- [DIRECTION]: Among the entries that follow, tally the lines with the string "теля". Give no more than the number.

- [DATA EXCERPTS]:
━━━━━━━━━━━━━━━━━━━━

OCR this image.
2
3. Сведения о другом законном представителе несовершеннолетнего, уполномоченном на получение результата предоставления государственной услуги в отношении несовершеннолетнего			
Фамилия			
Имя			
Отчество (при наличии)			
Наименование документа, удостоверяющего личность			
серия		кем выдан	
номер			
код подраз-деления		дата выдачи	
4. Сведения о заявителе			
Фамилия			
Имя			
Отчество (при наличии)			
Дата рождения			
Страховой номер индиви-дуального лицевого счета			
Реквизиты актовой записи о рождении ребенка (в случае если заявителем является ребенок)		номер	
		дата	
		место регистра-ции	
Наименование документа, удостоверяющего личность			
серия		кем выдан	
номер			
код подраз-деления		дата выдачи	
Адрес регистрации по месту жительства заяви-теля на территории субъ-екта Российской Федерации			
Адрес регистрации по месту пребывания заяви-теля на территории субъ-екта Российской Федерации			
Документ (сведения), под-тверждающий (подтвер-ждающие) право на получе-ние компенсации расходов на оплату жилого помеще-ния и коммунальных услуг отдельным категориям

━━━━━━━━━━━━━━━━━━━━

- [TASK ANSWER]: 2